What the task asks —
Wherever a line in the data below holds "LANE", copy that line.

Data items
........
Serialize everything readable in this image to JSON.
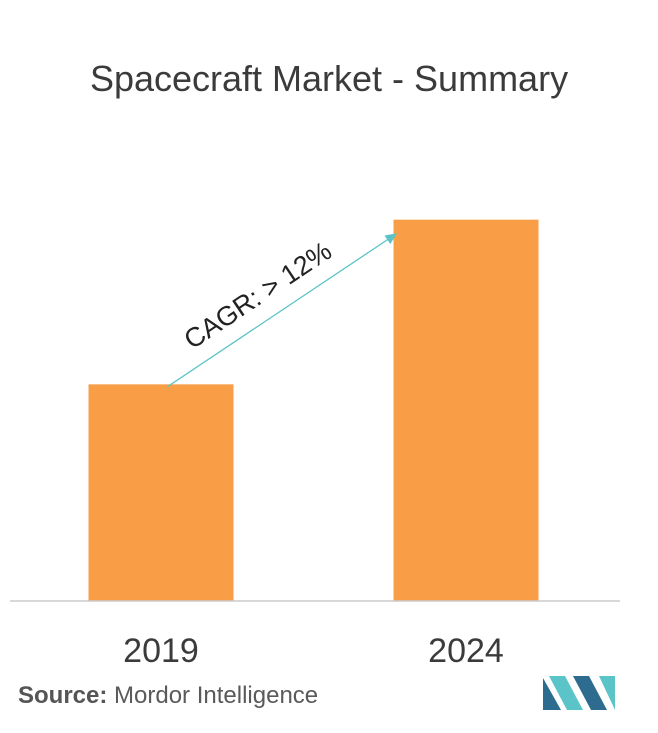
{
  "colors": {
    "bar": "#F99D46",
    "arrow": "#5BC4C8",
    "axis": "#cccccc",
    "text": "#3b3b3b"
  },
  "chart_data": {
    "type": "bar",
    "title": "Spacecraft Market - Summary",
    "categories": [
      "2019",
      "2024"
    ],
    "values": [
      1.0,
      1.76
    ],
    "ylim": [
      0,
      1.8
    ],
    "grid": false,
    "annotation": "CAGR: > 12%"
  },
  "source": {
    "label": "Source:",
    "text": "Mordor Intelligence"
  },
  "logo": {
    "icon": "mordor-intelligence-logo-icon"
  }
}
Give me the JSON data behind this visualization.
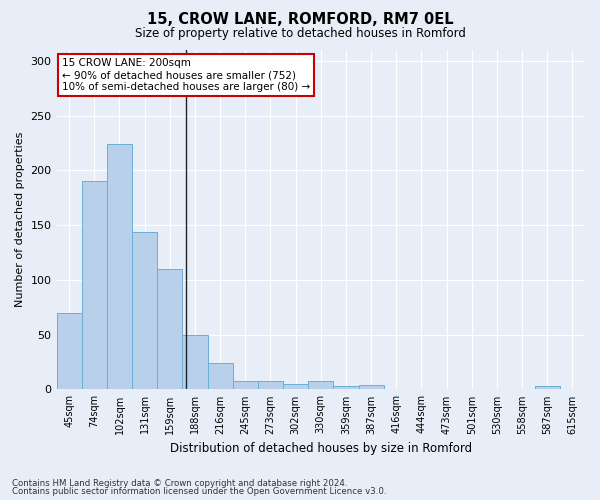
{
  "title": "15, CROW LANE, ROMFORD, RM7 0EL",
  "subtitle": "Size of property relative to detached houses in Romford",
  "xlabel": "Distribution of detached houses by size in Romford",
  "ylabel": "Number of detached properties",
  "categories": [
    "45sqm",
    "74sqm",
    "102sqm",
    "131sqm",
    "159sqm",
    "188sqm",
    "216sqm",
    "245sqm",
    "273sqm",
    "302sqm",
    "330sqm",
    "359sqm",
    "387sqm",
    "416sqm",
    "444sqm",
    "473sqm",
    "501sqm",
    "530sqm",
    "558sqm",
    "587sqm",
    "615sqm"
  ],
  "values": [
    70,
    190,
    224,
    144,
    110,
    50,
    24,
    8,
    8,
    5,
    8,
    3,
    4,
    0,
    0,
    0,
    0,
    0,
    0,
    3,
    0
  ],
  "bar_color": "#b8d0ea",
  "bar_edge_color": "#6aaed6",
  "background_color": "#e8eef8",
  "annotation_box_text": "15 CROW LANE: 200sqm\n← 90% of detached houses are smaller (752)\n10% of semi-detached houses are larger (80) →",
  "annotation_box_color": "#ffffff",
  "annotation_box_edge_color": "#cc0000",
  "ylim": [
    0,
    310
  ],
  "yticks": [
    0,
    50,
    100,
    150,
    200,
    250,
    300
  ],
  "footer_line1": "Contains HM Land Registry data © Crown copyright and database right 2024.",
  "footer_line2": "Contains public sector information licensed under the Open Government Licence v3.0.",
  "vertical_line_x": 4.65
}
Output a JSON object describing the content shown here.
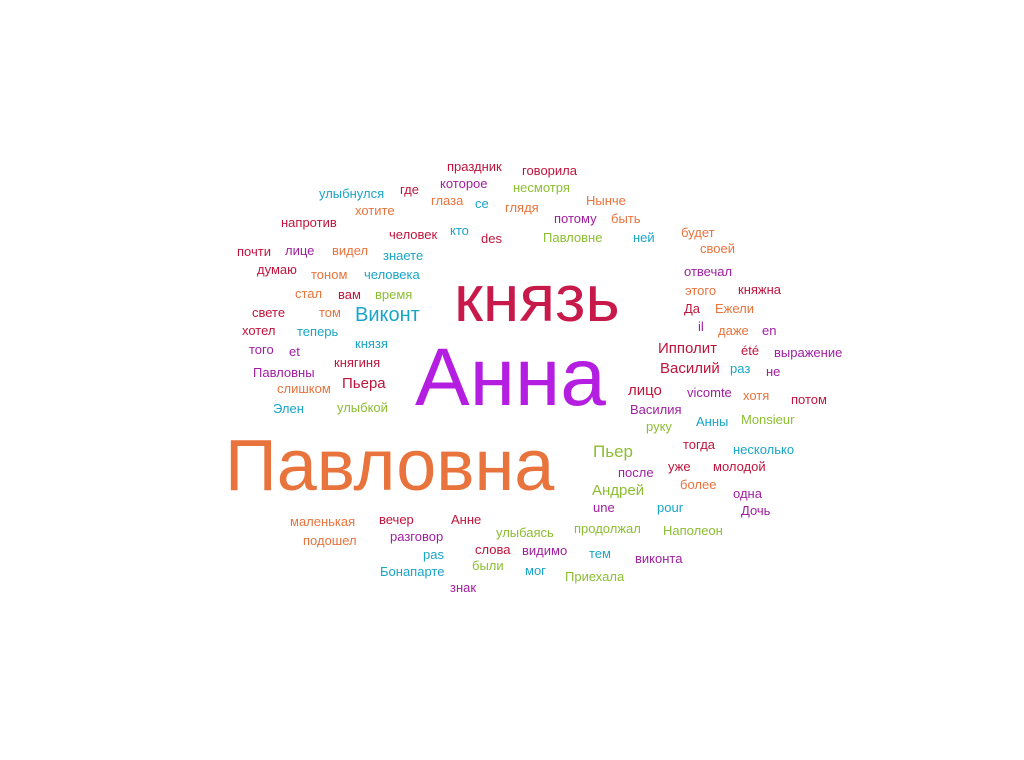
{
  "palette": {
    "crimson": "#c8194b",
    "purple": "#b41ee0",
    "orange": "#e8733c",
    "teal": "#19a5c8",
    "green": "#8cbe32",
    "red": "#c0143c",
    "magenta": "#a01ea0"
  },
  "words": [
    {
      "text": "князь",
      "color": "#c8194b"
    },
    {
      "text": "Анна",
      "color": "#b41ee0"
    },
    {
      "text": "Павловна",
      "color": "#e8733c"
    },
    {
      "text": "Виконт",
      "color": "#19a5c8"
    },
    {
      "text": "праздник",
      "color": "#c0143c"
    },
    {
      "text": "говорила",
      "color": "#c0143c"
    },
    {
      "text": "где",
      "color": "#c0143c"
    },
    {
      "text": "которое",
      "color": "#a01ea0"
    },
    {
      "text": "несмотря",
      "color": "#8cbe32"
    },
    {
      "text": "улыбнулся",
      "color": "#19a5c8"
    },
    {
      "text": "глаза",
      "color": "#e8733c"
    },
    {
      "text": "се",
      "color": "#19a5c8"
    },
    {
      "text": "глядя",
      "color": "#e8733c"
    },
    {
      "text": "Нынче",
      "color": "#e8733c"
    },
    {
      "text": "хотите",
      "color": "#e8733c"
    },
    {
      "text": "потому",
      "color": "#a01ea0"
    },
    {
      "text": "быть",
      "color": "#e8733c"
    },
    {
      "text": "напротив",
      "color": "#c0143c"
    },
    {
      "text": "кто",
      "color": "#19a5c8"
    },
    {
      "text": "человек",
      "color": "#c0143c"
    },
    {
      "text": "des",
      "color": "#c0143c"
    },
    {
      "text": "Павловне",
      "color": "#8cbe32"
    },
    {
      "text": "ней",
      "color": "#19a5c8"
    },
    {
      "text": "будет",
      "color": "#e8733c"
    },
    {
      "text": "почти",
      "color": "#c0143c"
    },
    {
      "text": "лице",
      "color": "#a01ea0"
    },
    {
      "text": "видел",
      "color": "#e8733c"
    },
    {
      "text": "знаете",
      "color": "#19a5c8"
    },
    {
      "text": "своей",
      "color": "#e8733c"
    },
    {
      "text": "думаю",
      "color": "#c0143c"
    },
    {
      "text": "тоном",
      "color": "#e8733c"
    },
    {
      "text": "человека",
      "color": "#19a5c8"
    },
    {
      "text": "отвечал",
      "color": "#a01ea0"
    },
    {
      "text": "этого",
      "color": "#e8733c"
    },
    {
      "text": "княжна",
      "color": "#c0143c"
    },
    {
      "text": "стал",
      "color": "#e8733c"
    },
    {
      "text": "вам",
      "color": "#c0143c"
    },
    {
      "text": "время",
      "color": "#8cbe32"
    },
    {
      "text": "Да",
      "color": "#c0143c"
    },
    {
      "text": "Ежели",
      "color": "#e8733c"
    },
    {
      "text": "свете",
      "color": "#c0143c"
    },
    {
      "text": "том",
      "color": "#e8733c"
    },
    {
      "text": "il",
      "color": "#a01ea0"
    },
    {
      "text": "даже",
      "color": "#e8733c"
    },
    {
      "text": "en",
      "color": "#a01ea0"
    },
    {
      "text": "хотел",
      "color": "#c0143c"
    },
    {
      "text": "теперь",
      "color": "#19a5c8"
    },
    {
      "text": "князя",
      "color": "#19a5c8"
    },
    {
      "text": "Ипполит",
      "color": "#c0143c"
    },
    {
      "text": "того",
      "color": "#a01ea0"
    },
    {
      "text": "et",
      "color": "#a01ea0"
    },
    {
      "text": "été",
      "color": "#c0143c"
    },
    {
      "text": "выражение",
      "color": "#a01ea0"
    },
    {
      "text": "княгиня",
      "color": "#c0143c"
    },
    {
      "text": "Василий",
      "color": "#c0143c"
    },
    {
      "text": "раз",
      "color": "#19a5c8"
    },
    {
      "text": "не",
      "color": "#a01ea0"
    },
    {
      "text": "Павловны",
      "color": "#a01ea0"
    },
    {
      "text": "Пьера",
      "color": "#c0143c"
    },
    {
      "text": "лицо",
      "color": "#c0143c"
    },
    {
      "text": "vicomte",
      "color": "#a01ea0"
    },
    {
      "text": "хотя",
      "color": "#e8733c"
    },
    {
      "text": "слишком",
      "color": "#e8733c"
    },
    {
      "text": "потом",
      "color": "#c0143c"
    },
    {
      "text": "Элен",
      "color": "#19a5c8"
    },
    {
      "text": "улыбкой",
      "color": "#8cbe32"
    },
    {
      "text": "Василия",
      "color": "#a01ea0"
    },
    {
      "text": "Анны",
      "color": "#19a5c8"
    },
    {
      "text": "Monsieur",
      "color": "#8cbe32"
    },
    {
      "text": "руку",
      "color": "#8cbe32"
    },
    {
      "text": "тогда",
      "color": "#c0143c"
    },
    {
      "text": "Пьер",
      "color": "#8cbe32"
    },
    {
      "text": "несколько",
      "color": "#19a5c8"
    },
    {
      "text": "после",
      "color": "#a01ea0"
    },
    {
      "text": "уже",
      "color": "#c0143c"
    },
    {
      "text": "молодой",
      "color": "#c0143c"
    },
    {
      "text": "Андрей",
      "color": "#8cbe32"
    },
    {
      "text": "более",
      "color": "#e8733c"
    },
    {
      "text": "одна",
      "color": "#a01ea0"
    },
    {
      "text": "une",
      "color": "#a01ea0"
    },
    {
      "text": "pour",
      "color": "#19a5c8"
    },
    {
      "text": "Дочь",
      "color": "#a01ea0"
    },
    {
      "text": "маленькая",
      "color": "#e8733c"
    },
    {
      "text": "вечер",
      "color": "#c0143c"
    },
    {
      "text": "Анне",
      "color": "#c0143c"
    },
    {
      "text": "улыбаясь",
      "color": "#8cbe32"
    },
    {
      "text": "продолжал",
      "color": "#8cbe32"
    },
    {
      "text": "Наполеон",
      "color": "#8cbe32"
    },
    {
      "text": "подошел",
      "color": "#e8733c"
    },
    {
      "text": "разговор",
      "color": "#a01ea0"
    },
    {
      "text": "pas",
      "color": "#19a5c8"
    },
    {
      "text": "слова",
      "color": "#c0143c"
    },
    {
      "text": "видимо",
      "color": "#a01ea0"
    },
    {
      "text": "тем",
      "color": "#19a5c8"
    },
    {
      "text": "виконта",
      "color": "#a01ea0"
    },
    {
      "text": "были",
      "color": "#8cbe32"
    },
    {
      "text": "Бонапарте",
      "color": "#19a5c8"
    },
    {
      "text": "мог",
      "color": "#19a5c8"
    },
    {
      "text": "Приехала",
      "color": "#8cbe32"
    },
    {
      "text": "знак",
      "color": "#a01ea0"
    }
  ]
}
........
Result for this exercise —
  "title": "15, CROW LANE, ROMFORD, RM7 0EL",
  "annotation_box_text": "15 CROW LANE: 200sqm\n← 90% of detached houses are smaller (752)\n10% of semi-detached houses are larger (80) →",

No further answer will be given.